AIM = Among the entries, which lines carry the string "十大创新"? Copy each of them.

[Items from a data source]
+---+
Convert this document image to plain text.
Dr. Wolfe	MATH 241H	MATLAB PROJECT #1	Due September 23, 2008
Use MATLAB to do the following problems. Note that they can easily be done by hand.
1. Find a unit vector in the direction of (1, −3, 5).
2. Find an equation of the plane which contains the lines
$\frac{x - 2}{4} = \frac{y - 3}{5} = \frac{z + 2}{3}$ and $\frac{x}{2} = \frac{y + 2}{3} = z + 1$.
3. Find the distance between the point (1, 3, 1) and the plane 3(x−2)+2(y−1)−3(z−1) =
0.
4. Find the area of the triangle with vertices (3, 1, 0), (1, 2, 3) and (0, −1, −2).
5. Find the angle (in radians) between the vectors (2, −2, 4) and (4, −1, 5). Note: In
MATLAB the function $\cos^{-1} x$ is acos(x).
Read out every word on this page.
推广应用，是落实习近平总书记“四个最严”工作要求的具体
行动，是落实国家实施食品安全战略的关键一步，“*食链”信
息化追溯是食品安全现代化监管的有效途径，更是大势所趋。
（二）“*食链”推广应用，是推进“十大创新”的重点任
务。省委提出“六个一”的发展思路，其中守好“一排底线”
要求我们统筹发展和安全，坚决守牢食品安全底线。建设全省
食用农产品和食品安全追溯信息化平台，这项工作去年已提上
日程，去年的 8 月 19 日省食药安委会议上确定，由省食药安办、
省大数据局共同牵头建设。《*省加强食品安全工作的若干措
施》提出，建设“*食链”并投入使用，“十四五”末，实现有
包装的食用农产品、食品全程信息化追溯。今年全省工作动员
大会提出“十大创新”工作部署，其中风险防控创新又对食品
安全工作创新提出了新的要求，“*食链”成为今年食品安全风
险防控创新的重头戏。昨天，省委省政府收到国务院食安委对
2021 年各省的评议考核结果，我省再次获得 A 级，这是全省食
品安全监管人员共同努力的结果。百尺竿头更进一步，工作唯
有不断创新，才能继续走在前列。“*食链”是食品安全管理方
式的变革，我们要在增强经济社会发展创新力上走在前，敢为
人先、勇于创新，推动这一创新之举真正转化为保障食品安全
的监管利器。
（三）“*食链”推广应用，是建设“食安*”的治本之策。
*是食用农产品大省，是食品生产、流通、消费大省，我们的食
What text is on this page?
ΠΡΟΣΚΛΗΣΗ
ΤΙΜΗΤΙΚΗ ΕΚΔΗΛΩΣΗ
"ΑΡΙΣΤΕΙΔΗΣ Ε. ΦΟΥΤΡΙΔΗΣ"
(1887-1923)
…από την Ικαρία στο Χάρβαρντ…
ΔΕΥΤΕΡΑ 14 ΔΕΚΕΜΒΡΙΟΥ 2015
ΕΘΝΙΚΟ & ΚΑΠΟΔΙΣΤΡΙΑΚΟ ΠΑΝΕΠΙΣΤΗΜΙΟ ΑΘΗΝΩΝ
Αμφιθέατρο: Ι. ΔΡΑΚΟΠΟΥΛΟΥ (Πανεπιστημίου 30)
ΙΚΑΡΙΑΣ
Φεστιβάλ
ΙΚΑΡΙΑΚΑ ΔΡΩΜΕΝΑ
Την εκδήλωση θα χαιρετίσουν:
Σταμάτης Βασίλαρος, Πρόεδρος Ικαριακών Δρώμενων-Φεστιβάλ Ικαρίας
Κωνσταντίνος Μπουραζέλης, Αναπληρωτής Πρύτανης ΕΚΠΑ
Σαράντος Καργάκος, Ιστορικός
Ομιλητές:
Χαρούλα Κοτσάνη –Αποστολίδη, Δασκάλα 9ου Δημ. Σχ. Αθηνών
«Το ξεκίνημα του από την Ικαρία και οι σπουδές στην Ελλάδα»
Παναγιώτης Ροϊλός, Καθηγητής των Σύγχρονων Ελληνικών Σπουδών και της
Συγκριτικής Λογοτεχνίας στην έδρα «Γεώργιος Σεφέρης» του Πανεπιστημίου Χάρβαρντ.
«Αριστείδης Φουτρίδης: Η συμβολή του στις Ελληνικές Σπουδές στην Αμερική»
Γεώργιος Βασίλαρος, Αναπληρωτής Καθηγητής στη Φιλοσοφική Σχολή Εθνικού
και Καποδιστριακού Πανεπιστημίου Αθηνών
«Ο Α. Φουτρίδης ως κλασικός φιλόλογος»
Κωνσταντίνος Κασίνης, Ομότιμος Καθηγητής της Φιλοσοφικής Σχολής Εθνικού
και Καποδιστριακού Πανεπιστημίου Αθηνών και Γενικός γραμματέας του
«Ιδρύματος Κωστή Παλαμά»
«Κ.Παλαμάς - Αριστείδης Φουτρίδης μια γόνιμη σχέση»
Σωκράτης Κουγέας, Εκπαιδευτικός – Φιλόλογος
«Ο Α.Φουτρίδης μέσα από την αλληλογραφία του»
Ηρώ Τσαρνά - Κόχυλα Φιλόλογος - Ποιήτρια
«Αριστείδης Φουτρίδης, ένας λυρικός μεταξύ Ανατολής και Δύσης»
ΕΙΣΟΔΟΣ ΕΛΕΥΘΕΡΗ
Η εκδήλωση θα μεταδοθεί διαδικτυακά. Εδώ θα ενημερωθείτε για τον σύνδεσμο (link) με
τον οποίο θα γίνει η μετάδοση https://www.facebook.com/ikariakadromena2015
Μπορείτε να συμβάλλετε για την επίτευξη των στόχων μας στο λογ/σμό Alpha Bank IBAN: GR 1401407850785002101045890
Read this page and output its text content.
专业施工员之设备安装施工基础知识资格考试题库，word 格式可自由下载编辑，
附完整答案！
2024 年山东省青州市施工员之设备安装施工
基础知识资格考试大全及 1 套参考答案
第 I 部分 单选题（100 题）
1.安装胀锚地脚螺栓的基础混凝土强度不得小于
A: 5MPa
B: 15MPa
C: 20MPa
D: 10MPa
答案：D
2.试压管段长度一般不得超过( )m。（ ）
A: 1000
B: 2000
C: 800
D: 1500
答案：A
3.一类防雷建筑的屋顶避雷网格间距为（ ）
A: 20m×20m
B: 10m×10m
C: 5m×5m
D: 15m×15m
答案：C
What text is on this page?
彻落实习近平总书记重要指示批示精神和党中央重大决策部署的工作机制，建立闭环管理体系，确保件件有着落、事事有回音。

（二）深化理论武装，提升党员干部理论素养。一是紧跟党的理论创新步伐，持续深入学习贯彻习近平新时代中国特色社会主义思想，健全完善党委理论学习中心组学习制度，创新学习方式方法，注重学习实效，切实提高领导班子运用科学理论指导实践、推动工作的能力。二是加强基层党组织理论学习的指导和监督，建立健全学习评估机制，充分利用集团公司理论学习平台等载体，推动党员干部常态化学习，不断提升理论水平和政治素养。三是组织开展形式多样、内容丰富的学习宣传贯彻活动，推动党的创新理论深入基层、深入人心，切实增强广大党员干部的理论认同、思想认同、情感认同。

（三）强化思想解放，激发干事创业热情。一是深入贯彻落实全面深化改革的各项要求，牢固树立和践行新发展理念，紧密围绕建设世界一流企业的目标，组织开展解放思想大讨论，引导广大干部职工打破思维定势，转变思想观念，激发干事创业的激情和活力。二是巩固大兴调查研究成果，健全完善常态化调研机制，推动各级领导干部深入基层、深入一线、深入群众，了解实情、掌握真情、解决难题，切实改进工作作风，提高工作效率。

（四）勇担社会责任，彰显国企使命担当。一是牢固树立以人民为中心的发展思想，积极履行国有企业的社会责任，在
+---+
RESPONSE TO THIS EXERCISE =
（二）“*食链”推广应用，是推进“十大创新”的重点任
大会提出“十大创新”工作部署，其中风险防控创新又对食品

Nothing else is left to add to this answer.